_Task instructions_: Select every line containing the word "جداول" from the material, and copy those lines.

_Source data_:
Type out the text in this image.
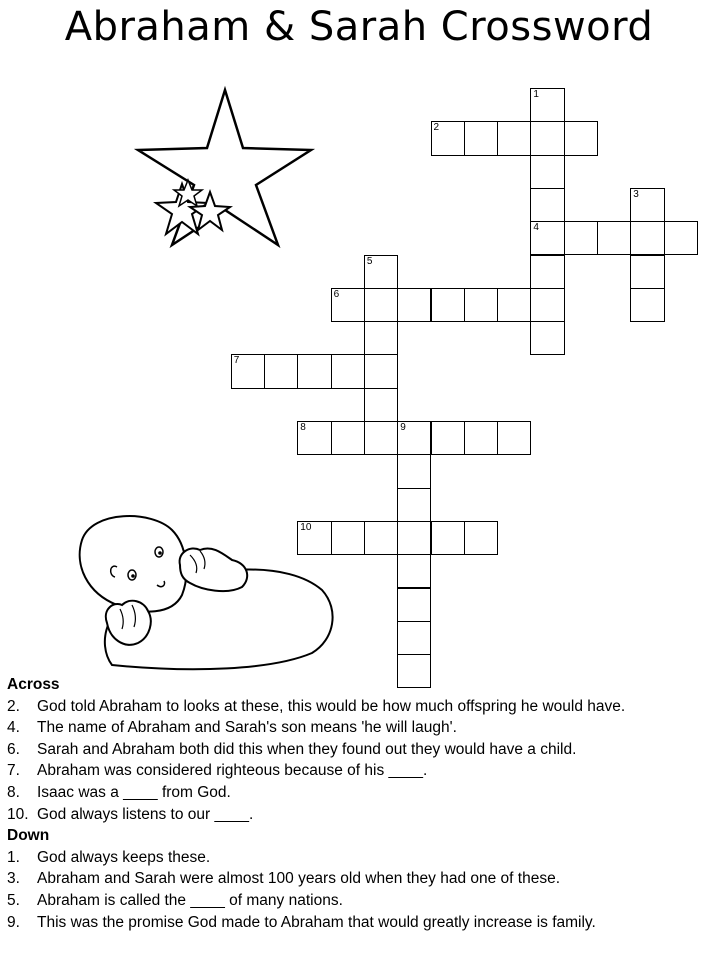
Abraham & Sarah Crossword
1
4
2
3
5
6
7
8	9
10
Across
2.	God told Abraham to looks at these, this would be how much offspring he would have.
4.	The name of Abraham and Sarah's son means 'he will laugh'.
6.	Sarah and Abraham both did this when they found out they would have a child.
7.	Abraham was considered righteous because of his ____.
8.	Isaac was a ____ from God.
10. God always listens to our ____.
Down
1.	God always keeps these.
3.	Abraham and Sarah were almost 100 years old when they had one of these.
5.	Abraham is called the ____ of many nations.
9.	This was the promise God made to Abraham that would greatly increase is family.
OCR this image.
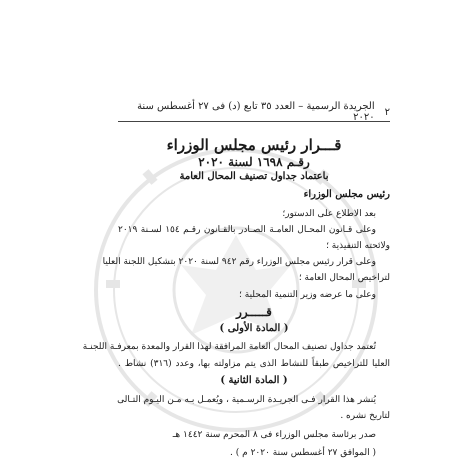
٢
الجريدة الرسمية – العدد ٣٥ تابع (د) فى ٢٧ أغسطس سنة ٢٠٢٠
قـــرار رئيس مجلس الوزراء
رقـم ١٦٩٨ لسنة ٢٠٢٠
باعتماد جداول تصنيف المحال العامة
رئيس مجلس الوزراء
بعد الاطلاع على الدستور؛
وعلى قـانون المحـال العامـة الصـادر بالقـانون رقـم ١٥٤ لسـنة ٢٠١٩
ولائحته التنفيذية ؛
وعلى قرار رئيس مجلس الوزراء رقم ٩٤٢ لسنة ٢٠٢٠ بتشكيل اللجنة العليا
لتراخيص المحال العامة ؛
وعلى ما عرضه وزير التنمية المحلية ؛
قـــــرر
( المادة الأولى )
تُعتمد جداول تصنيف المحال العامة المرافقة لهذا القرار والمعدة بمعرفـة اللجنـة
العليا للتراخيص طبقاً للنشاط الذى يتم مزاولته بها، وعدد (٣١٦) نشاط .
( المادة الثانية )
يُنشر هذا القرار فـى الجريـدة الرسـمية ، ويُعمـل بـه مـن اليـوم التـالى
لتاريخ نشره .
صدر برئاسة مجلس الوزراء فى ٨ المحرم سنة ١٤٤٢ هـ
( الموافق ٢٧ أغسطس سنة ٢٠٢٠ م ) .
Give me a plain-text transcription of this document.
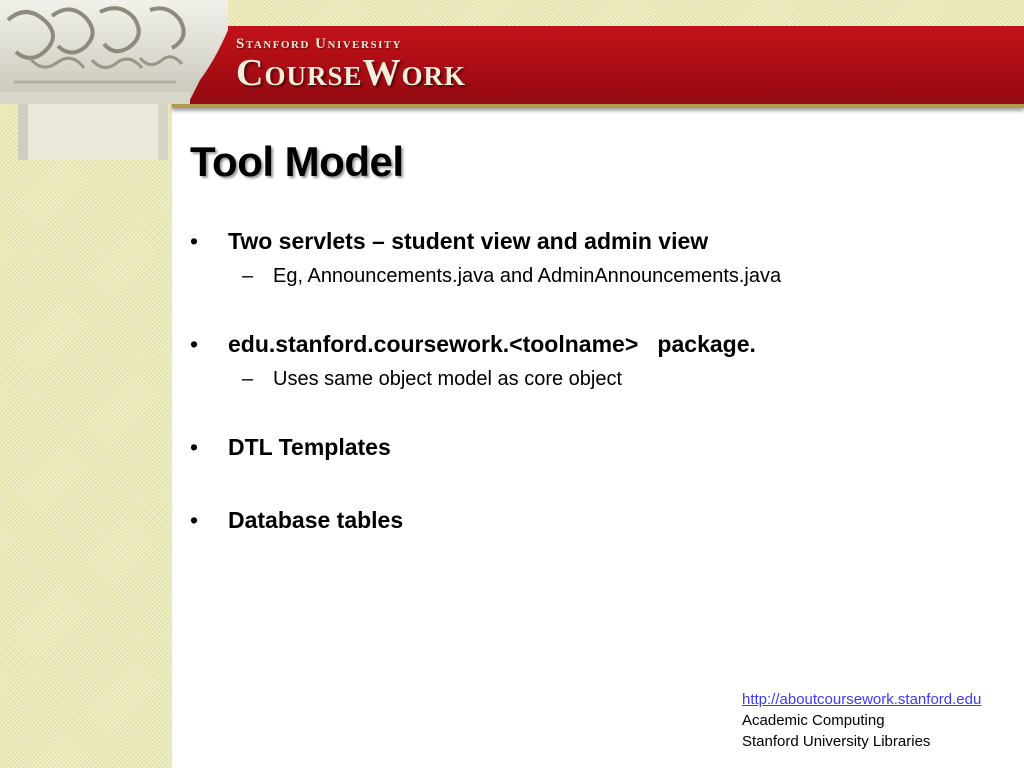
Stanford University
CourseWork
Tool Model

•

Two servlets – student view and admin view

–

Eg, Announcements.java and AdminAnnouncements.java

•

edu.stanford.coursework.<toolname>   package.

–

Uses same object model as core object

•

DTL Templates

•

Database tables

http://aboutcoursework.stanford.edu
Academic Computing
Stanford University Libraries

_Problem solution_:
باعتماد جداول تصنيف المحال العامة
تُعتمد جداول تصنيف المحال العامة المرافقة لهذا القرار والمعدة بمعرفـة اللجنـة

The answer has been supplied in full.